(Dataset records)

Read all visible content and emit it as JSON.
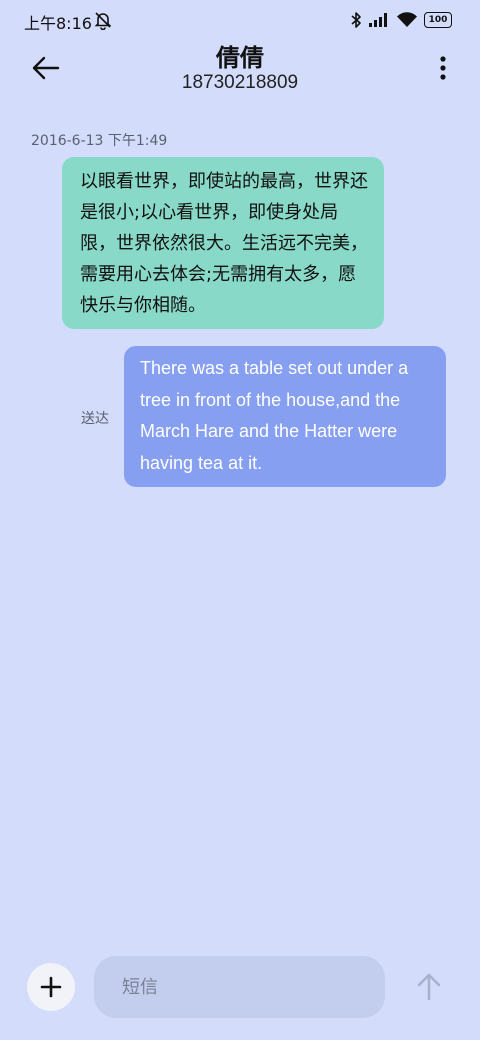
{
  "status_bar": {
    "time": "上午8:16",
    "battery": "100"
  },
  "header": {
    "contact_name": "倩倩",
    "phone_number": "18730218809"
  },
  "messages": [
    {
      "direction": "incoming",
      "timestamp": "2016-6-13 下午1:49",
      "text": "以眼看世界，即使站的最高，世界还是很小;以心看世界，即使身处局限，世界依然很大。生活远不完美，需要用心去体会;无需拥有太多，愿快乐与你相随。"
    },
    {
      "direction": "outgoing",
      "status": "送达",
      "text": "There was a table set out under a tree in front of the house,and the March Hare and the Hatter were having tea at it."
    }
  ],
  "compose": {
    "placeholder": "短信"
  },
  "colors": {
    "background": "#d3dcfb",
    "incoming_bubble": "#89d9c8",
    "outgoing_bubble": "#879ff1"
  },
  "icons": {
    "back": "arrow-left-icon",
    "more": "more-vertical-icon",
    "add": "plus-icon",
    "send": "arrow-up-icon",
    "dnd": "bell-off-icon",
    "bluetooth": "bluetooth-icon",
    "signal": "signal-icon",
    "wifi": "wifi-icon"
  }
}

**Short task:** In the entries above, find each line with the string "text" and copy it.

**Written answer:**
      "text": "以眼看世界，即使站的最高，世界还是很小;以心看世界，即使身处局限，世界依然很大。生活远不完美，需要用心去体会;无需拥有太多，愿快乐与你相随。"
      "text": "There was a table set out under a tree in front of the house,and the March Hare and the Hatter were having tea at it."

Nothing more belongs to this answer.